§ Task to carry out
Each entry below must be repeated exactly, with pictures left out.
------------------------------------
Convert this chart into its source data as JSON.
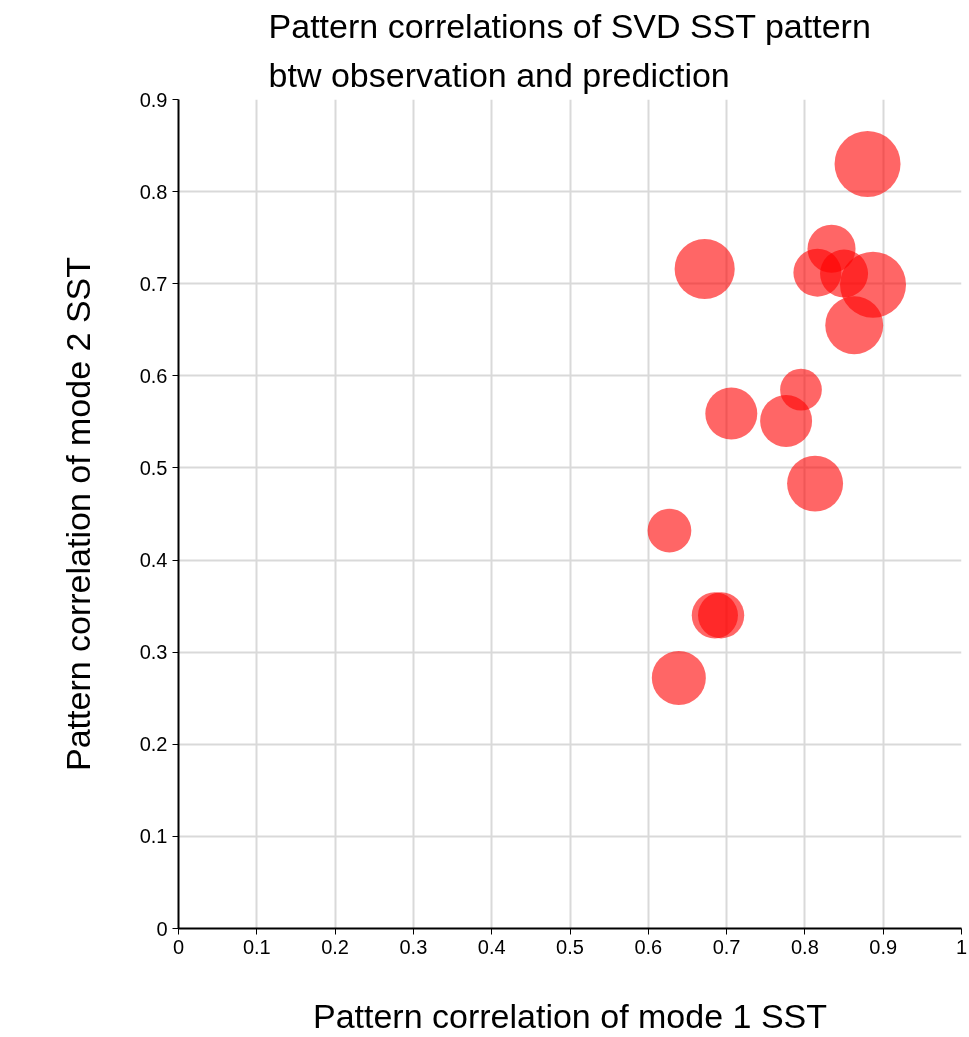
{
  "chart_data": {
    "type": "bubble",
    "title": "Pattern correlations of SVD SST pattern\nbtw observation and prediction",
    "xlabel": "Pattern correlation of mode 1 SST",
    "ylabel": "Pattern correlation of mode 2 SST",
    "x": [
      0.88,
      0.672,
      0.834,
      0.816,
      0.85,
      0.887,
      0.863,
      0.795,
      0.706,
      0.776,
      0.813,
      0.627,
      0.685,
      0.693,
      0.639
    ],
    "series": [
      {
        "color": "#ff0000",
        "values": [
          0.83,
          0.716,
          0.738,
          0.712,
          0.711,
          0.699,
          0.655,
          0.585,
          0.559,
          0.551,
          0.483,
          0.432,
          0.34,
          0.34,
          0.272
        ],
        "sizes": [
          1,
          0.83,
          0.53,
          0.53,
          0.53,
          1,
          0.77,
          0.4,
          0.62,
          0.62,
          0.72,
          0.44,
          0.49,
          0.49,
          0.67
        ]
      }
    ],
    "xlim": [
      0,
      1
    ],
    "ylim": [
      0,
      0.9
    ],
    "xticks": [
      0,
      0.1,
      0.2,
      0.3,
      0.4,
      0.5,
      0.6,
      0.7,
      0.8,
      0.9,
      1
    ],
    "yticks": [
      0,
      0.1,
      0.2,
      0.3,
      0.4,
      0.5,
      0.6,
      0.7,
      0.8,
      0.9
    ],
    "grid": true
  }
}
------------------------------------
§ Exercise response
Convert this chart into its source data as JSON.
{
  "chart_data": {
    "type": "bubble",
    "title": "Pattern correlations of SVD SST pattern\nbtw observation and prediction",
    "xlabel": "Pattern correlation of mode 1 SST",
    "ylabel": "Pattern correlation of mode 2 SST",
    "x": [
      0.88,
      0.672,
      0.834,
      0.816,
      0.85,
      0.887,
      0.863,
      0.795,
      0.706,
      0.776,
      0.813,
      0.627,
      0.685,
      0.693,
      0.639
    ],
    "series": [
      {
        "color": "#ff0000",
        "values": [
          0.83,
          0.716,
          0.738,
          0.712,
          0.711,
          0.699,
          0.655,
          0.585,
          0.559,
          0.551,
          0.483,
          0.432,
          0.34,
          0.34,
          0.272
        ],
        "sizes": [
          1,
          0.83,
          0.53,
          0.53,
          0.53,
          1,
          0.77,
          0.4,
          0.62,
          0.62,
          0.72,
          0.44,
          0.49,
          0.49,
          0.67
        ]
      }
    ],
    "xlim": [
      0,
      1
    ],
    "ylim": [
      0,
      0.9
    ],
    "xticks": [
      0,
      0.1,
      0.2,
      0.3,
      0.4,
      0.5,
      0.6,
      0.7,
      0.8,
      0.9,
      1
    ],
    "yticks": [
      0,
      0.1,
      0.2,
      0.3,
      0.4,
      0.5,
      0.6,
      0.7,
      0.8,
      0.9
    ],
    "grid": true
  }
}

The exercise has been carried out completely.